Requirement ▸
Each entry should be quoted word for word, including every mark of punctuation.

——

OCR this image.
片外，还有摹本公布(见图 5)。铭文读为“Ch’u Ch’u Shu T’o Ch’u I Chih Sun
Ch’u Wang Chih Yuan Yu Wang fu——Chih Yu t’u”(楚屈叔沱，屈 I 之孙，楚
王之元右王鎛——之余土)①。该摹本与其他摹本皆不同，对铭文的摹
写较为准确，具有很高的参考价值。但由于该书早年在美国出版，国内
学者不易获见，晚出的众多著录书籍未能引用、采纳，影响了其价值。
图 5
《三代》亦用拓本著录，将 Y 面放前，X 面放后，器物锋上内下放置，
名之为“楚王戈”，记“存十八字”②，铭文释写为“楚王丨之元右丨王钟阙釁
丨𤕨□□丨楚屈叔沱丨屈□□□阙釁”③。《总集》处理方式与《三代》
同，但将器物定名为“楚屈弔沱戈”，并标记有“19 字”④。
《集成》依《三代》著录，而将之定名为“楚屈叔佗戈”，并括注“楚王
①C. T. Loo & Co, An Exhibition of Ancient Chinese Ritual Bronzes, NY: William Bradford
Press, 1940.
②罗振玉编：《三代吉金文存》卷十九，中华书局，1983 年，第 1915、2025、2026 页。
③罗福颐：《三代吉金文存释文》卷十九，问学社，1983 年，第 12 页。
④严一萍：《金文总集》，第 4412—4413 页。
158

——

Problem solution ▸
OCR this image.
片外，还有摹本公布(见图 5)。铭文读为“Ch’u Ch’u Shu T’o Ch’u I Chih Sun
Ch’u Wang Chih Yuan Yu Wang fu——Chih Yu t’u”(楚屈叔沱，屈 I 之孙，楚
王之元右王鎛——之余土)①。该摹本与其他摹本皆不同，对铭文的摹
写较为准确，具有很高的参考价值。但由于该书早年在美国出版，国内
学者不易获见，晚出的众多著录书籍未能引用、采纳，影响了其价值。
图 5
《三代》亦用拓本著录，将 Y 面放前，X 面放后，器物锋上内下放置，
名之为“楚王戈”，记“存十八字”②，铭文释写为“楚王丨之元右丨王钟阙釁
丨𤕨□□丨楚屈叔沱丨屈□□□阙釁”③。《总集》处理方式与《三代》
同，但将器物定名为“楚屈弔沱戈”，并标记有“19 字”④。
《集成》依《三代》著录，而将之定名为“楚屈叔佗戈”，并括注“楚王
①C. T. Loo & Co, An Exhibition of Ancient Chinese Ritual Bronzes, NY: William Bradford
Press, 1940.
②罗振玉编：《三代吉金文存》卷十九，中华书局，1983 年，第 1915、2025、2026 页。
③罗福颐：《三代吉金文存释文》卷十九，问学社，1983 年，第 12 页。
④严一萍：《金文总集》，第 4412—4413 页。
158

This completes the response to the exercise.